**Set exercise**:
List each line in which the string "nieatrakcyjnie" appears.

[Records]
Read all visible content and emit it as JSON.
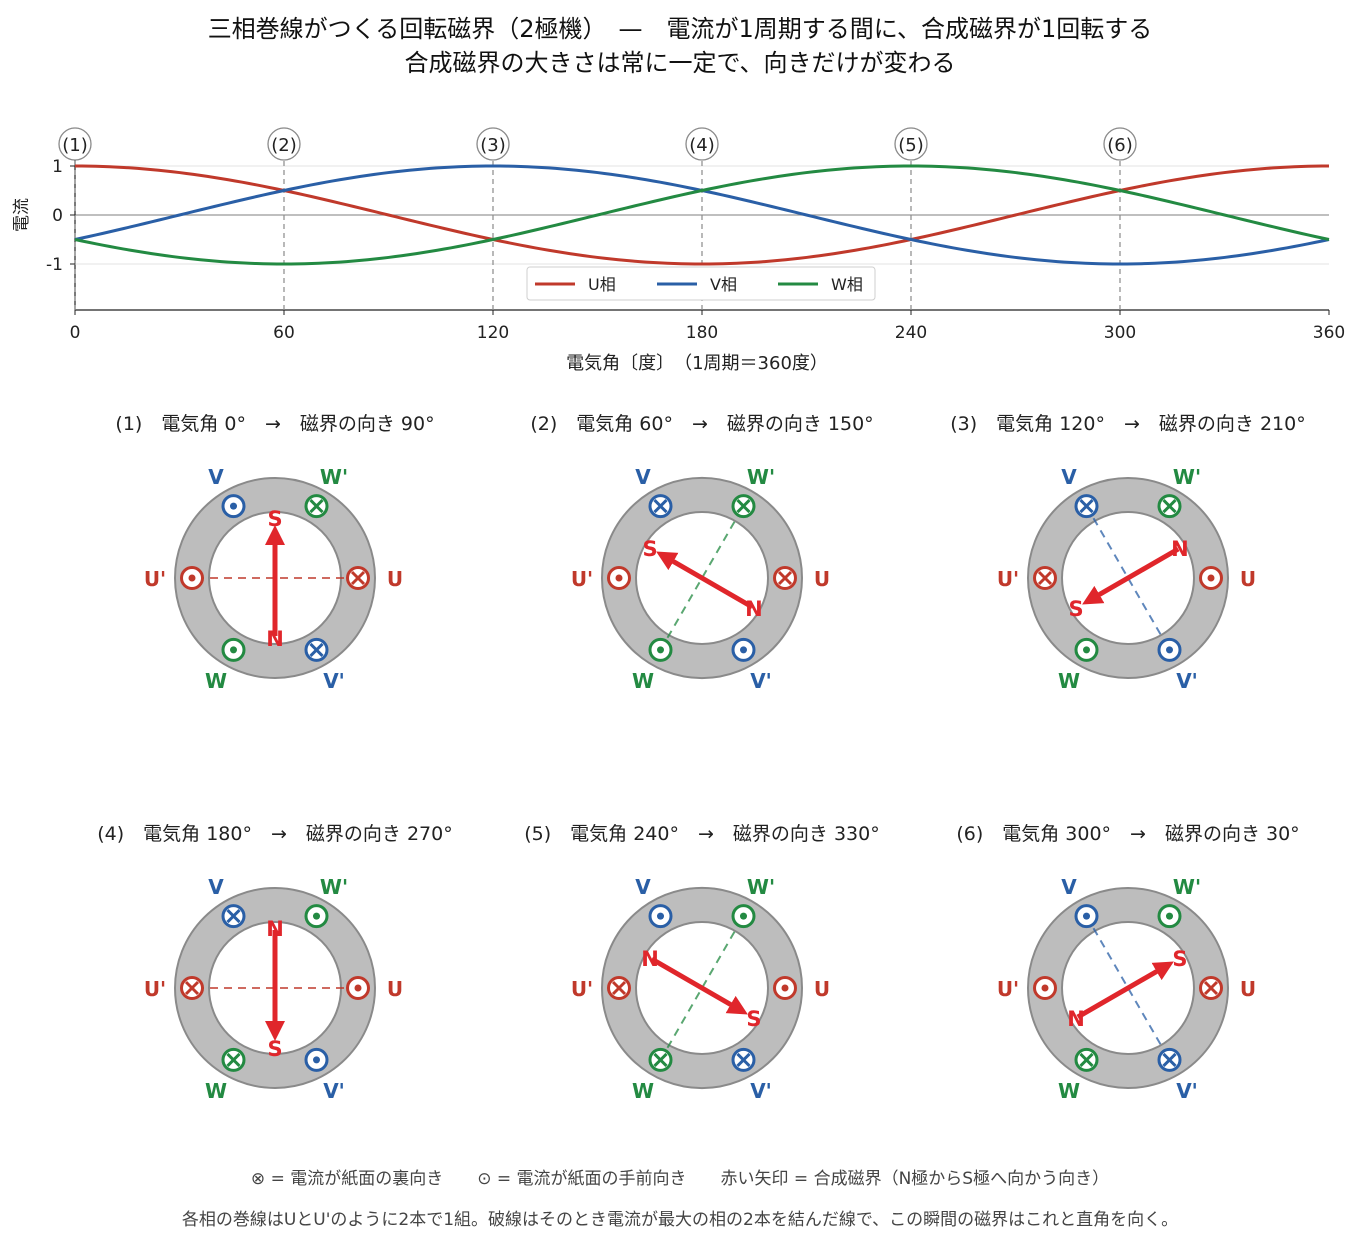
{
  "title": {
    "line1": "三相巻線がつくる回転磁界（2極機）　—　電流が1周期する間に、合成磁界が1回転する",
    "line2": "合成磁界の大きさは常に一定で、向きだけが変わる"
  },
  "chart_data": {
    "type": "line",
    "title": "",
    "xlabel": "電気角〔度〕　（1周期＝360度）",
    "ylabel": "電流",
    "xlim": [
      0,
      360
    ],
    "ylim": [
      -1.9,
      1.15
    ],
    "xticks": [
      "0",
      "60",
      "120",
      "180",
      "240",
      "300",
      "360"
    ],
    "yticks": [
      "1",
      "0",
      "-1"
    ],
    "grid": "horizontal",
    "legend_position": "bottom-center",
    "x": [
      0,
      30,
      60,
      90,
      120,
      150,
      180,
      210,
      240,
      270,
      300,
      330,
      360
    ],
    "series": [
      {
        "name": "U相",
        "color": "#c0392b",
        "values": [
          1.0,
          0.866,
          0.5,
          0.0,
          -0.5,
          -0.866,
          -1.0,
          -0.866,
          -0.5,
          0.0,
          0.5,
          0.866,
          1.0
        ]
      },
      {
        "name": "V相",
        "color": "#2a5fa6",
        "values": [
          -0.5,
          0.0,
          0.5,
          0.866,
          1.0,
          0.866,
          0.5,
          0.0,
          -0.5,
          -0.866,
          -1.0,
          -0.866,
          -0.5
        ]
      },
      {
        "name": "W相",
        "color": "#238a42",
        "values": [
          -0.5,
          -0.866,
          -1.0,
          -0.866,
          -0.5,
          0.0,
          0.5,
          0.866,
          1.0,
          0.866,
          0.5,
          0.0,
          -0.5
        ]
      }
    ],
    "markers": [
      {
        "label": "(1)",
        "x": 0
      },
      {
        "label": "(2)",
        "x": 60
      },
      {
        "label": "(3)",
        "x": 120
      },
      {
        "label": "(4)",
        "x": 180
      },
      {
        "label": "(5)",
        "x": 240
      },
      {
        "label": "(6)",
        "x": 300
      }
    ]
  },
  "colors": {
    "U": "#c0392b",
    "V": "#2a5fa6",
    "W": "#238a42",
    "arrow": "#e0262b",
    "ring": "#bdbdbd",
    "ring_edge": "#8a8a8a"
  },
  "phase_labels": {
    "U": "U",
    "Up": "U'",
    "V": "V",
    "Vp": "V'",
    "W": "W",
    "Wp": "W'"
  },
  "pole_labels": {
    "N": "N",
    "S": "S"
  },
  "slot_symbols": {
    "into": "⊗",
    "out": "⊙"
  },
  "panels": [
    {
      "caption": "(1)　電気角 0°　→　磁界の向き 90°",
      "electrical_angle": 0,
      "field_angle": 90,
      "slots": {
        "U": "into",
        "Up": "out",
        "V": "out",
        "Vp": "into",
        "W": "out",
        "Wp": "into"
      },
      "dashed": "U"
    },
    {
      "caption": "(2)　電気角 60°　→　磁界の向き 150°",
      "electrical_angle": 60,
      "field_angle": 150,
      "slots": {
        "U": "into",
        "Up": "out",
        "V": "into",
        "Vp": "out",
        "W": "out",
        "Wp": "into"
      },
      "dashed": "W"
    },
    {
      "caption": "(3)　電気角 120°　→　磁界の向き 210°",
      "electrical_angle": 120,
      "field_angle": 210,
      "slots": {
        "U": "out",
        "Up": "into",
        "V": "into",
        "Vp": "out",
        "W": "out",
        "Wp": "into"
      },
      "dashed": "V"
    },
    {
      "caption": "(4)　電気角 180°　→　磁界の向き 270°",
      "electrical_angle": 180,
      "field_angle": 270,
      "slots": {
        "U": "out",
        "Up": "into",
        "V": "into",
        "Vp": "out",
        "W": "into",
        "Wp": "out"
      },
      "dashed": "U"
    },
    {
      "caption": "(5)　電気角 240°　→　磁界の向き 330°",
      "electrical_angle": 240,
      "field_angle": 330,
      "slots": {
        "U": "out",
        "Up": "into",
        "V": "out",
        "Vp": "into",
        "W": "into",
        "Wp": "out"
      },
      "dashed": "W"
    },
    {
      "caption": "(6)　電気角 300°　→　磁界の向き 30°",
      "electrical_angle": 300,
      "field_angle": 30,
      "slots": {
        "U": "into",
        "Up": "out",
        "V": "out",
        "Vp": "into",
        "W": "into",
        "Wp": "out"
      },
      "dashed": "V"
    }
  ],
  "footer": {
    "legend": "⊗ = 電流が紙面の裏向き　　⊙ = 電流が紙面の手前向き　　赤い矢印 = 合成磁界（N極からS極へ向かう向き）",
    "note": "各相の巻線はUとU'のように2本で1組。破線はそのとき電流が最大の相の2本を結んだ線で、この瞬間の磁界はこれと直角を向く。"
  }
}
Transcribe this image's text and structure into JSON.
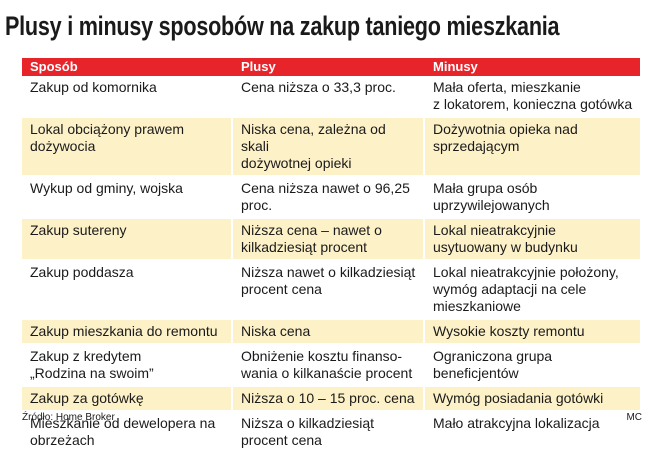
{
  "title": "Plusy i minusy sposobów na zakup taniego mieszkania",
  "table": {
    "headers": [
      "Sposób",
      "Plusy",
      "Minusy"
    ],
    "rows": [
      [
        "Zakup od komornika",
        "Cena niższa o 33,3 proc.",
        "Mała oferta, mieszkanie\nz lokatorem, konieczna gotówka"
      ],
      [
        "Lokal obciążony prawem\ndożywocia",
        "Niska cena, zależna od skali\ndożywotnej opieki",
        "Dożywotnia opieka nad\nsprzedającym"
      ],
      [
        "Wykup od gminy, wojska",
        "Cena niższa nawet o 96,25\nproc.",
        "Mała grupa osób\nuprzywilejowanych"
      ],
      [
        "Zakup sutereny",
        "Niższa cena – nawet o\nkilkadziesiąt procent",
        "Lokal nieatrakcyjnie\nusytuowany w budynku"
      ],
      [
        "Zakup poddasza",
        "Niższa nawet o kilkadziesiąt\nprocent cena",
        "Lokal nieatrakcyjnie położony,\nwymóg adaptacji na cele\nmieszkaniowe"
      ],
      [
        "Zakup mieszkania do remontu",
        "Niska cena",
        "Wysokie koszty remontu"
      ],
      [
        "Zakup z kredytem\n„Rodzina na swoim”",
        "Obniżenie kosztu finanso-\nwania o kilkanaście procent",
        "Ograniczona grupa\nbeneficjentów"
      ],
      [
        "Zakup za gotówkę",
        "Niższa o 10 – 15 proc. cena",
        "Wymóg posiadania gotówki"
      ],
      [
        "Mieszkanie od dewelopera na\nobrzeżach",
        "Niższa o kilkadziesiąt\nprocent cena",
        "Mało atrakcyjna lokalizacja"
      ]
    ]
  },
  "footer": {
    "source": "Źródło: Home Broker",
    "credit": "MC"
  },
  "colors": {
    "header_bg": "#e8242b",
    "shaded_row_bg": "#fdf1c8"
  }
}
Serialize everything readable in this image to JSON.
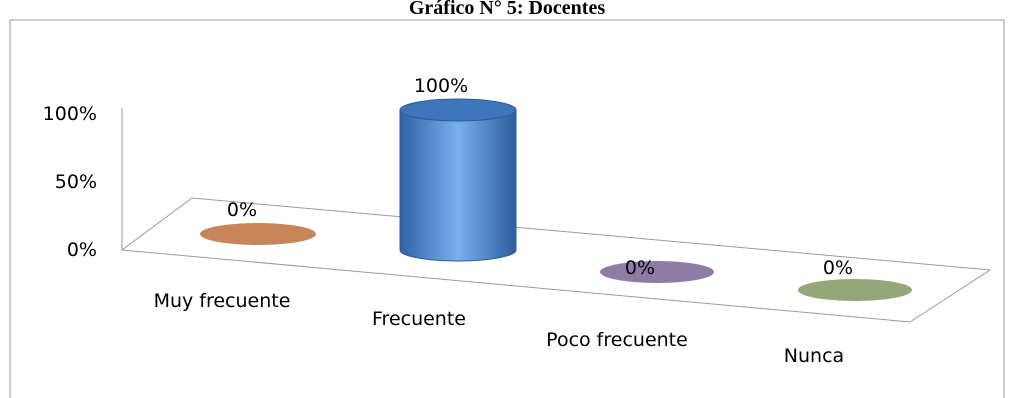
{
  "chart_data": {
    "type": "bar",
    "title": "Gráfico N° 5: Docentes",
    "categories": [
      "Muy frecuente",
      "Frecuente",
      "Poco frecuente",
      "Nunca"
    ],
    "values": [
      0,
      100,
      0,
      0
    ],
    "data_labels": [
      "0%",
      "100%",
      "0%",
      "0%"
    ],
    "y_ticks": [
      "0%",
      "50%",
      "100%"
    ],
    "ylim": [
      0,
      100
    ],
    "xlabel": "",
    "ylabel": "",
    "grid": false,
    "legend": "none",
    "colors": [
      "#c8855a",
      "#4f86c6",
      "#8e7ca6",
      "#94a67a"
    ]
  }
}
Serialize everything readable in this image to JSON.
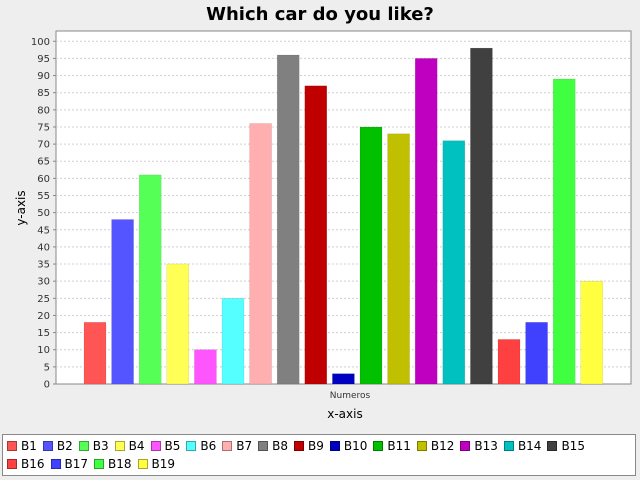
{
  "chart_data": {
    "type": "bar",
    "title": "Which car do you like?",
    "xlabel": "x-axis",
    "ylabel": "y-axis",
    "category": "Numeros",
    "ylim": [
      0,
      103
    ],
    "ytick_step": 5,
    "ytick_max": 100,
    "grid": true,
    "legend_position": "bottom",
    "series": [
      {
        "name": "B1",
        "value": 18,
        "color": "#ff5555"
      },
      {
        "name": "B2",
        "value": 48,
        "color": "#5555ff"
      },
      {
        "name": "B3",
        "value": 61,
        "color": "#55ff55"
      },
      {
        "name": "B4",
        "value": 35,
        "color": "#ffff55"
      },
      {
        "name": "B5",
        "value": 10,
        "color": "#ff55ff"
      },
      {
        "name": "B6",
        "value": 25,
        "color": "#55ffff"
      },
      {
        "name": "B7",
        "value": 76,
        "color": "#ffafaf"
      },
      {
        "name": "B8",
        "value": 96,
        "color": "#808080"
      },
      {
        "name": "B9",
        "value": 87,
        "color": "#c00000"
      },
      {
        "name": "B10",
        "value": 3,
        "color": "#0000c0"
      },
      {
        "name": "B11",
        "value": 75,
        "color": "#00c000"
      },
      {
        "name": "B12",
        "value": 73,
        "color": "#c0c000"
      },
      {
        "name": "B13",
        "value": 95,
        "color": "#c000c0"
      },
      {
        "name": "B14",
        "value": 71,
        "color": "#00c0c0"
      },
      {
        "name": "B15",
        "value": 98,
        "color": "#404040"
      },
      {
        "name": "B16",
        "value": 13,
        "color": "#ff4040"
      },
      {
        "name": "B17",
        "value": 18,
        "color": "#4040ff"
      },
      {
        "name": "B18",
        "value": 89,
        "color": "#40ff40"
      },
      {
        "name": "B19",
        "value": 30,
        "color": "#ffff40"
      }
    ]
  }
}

**Full response**:
        "Lokal nieatrakcyjnie\nusytuowany w budynku"
        "Lokal nieatrakcyjnie położony,\nwymóg adaptacji na cele\nmieszkaniowe"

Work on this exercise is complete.